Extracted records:
• • • •
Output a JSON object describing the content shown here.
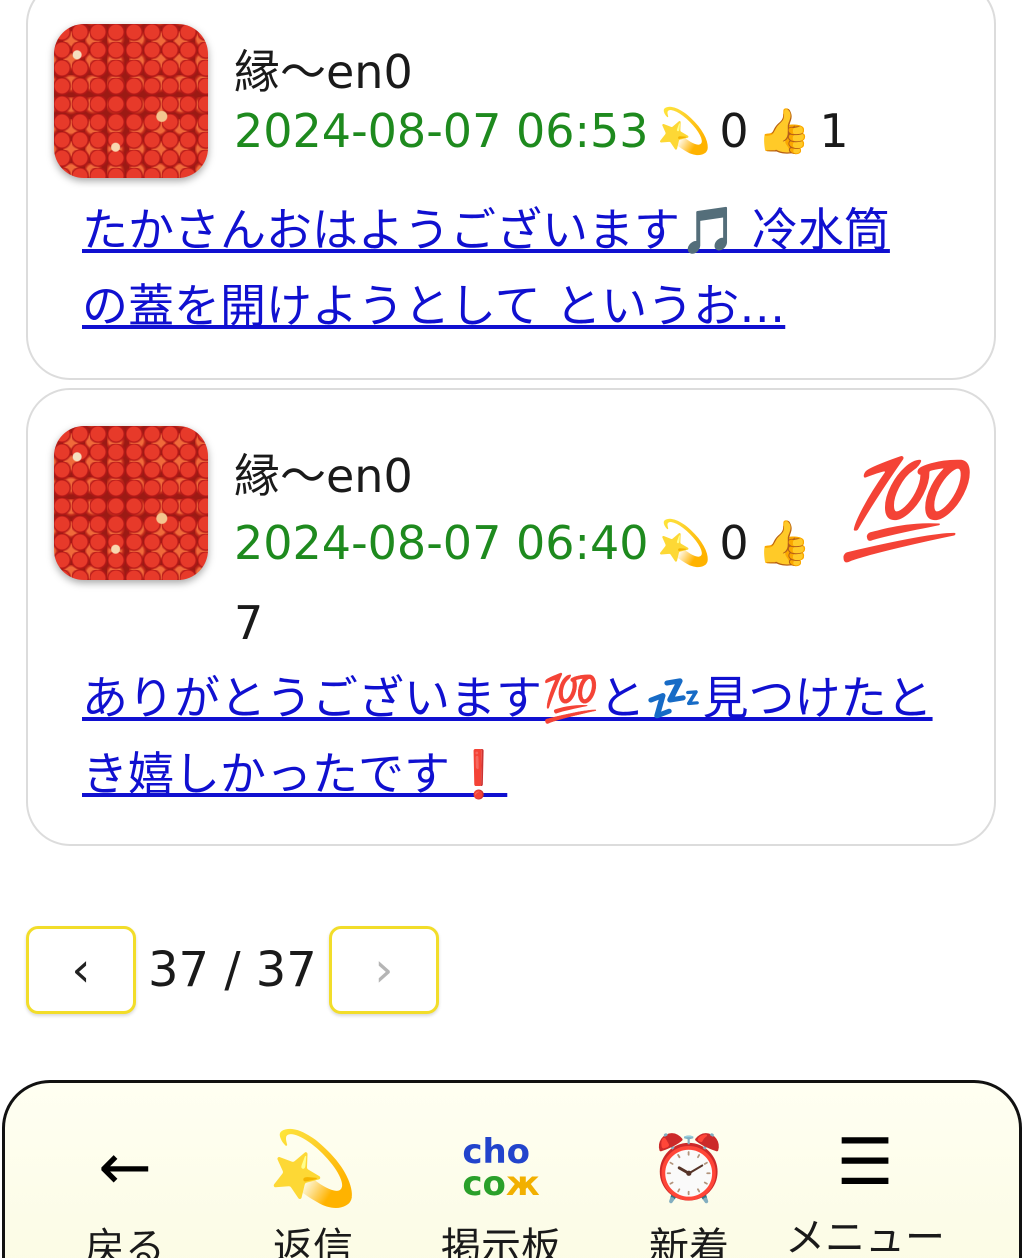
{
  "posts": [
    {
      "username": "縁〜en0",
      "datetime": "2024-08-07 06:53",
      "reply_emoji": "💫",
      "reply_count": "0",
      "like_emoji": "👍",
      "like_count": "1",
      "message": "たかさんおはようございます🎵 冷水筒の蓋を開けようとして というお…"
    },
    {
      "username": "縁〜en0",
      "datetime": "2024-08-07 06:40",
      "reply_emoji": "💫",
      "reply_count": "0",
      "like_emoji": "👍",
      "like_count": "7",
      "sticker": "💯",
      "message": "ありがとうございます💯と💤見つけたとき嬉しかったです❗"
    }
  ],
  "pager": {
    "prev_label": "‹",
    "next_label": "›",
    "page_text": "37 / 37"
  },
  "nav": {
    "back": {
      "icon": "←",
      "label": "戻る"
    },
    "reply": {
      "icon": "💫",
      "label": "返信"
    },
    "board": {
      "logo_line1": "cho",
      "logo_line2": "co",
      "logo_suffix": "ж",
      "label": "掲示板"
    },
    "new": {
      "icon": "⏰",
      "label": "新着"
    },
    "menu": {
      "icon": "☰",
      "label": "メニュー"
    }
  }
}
• • • •
TASK DETAILS: Take the records above and transcribe them exactly, dropping every picture.

REPLY TO THE TASK:
Output a JSON object describing the content shown here.
{
  "posts": [
    {
      "username": "縁〜en0",
      "datetime": "2024-08-07 06:53",
      "reply_emoji": "💫",
      "reply_count": "0",
      "like_emoji": "👍",
      "like_count": "1",
      "message": "たかさんおはようございます🎵 冷水筒の蓋を開けようとして というお…"
    },
    {
      "username": "縁〜en0",
      "datetime": "2024-08-07 06:40",
      "reply_emoji": "💫",
      "reply_count": "0",
      "like_emoji": "👍",
      "like_count": "7",
      "sticker": "💯",
      "message": "ありがとうございます💯と💤見つけたとき嬉しかったです❗"
    }
  ],
  "pager": {
    "prev_label": "‹",
    "next_label": "›",
    "page_text": "37 / 37"
  },
  "nav": {
    "back": {
      "icon": "←",
      "label": "戻る"
    },
    "reply": {
      "icon": "💫",
      "label": "返信"
    },
    "board": {
      "logo_line1": "cho",
      "logo_line2": "co",
      "logo_suffix": "ж",
      "label": "掲示板"
    },
    "new": {
      "icon": "⏰",
      "label": "新着"
    },
    "menu": {
      "icon": "☰",
      "label": "メニュー"
    }
  }
}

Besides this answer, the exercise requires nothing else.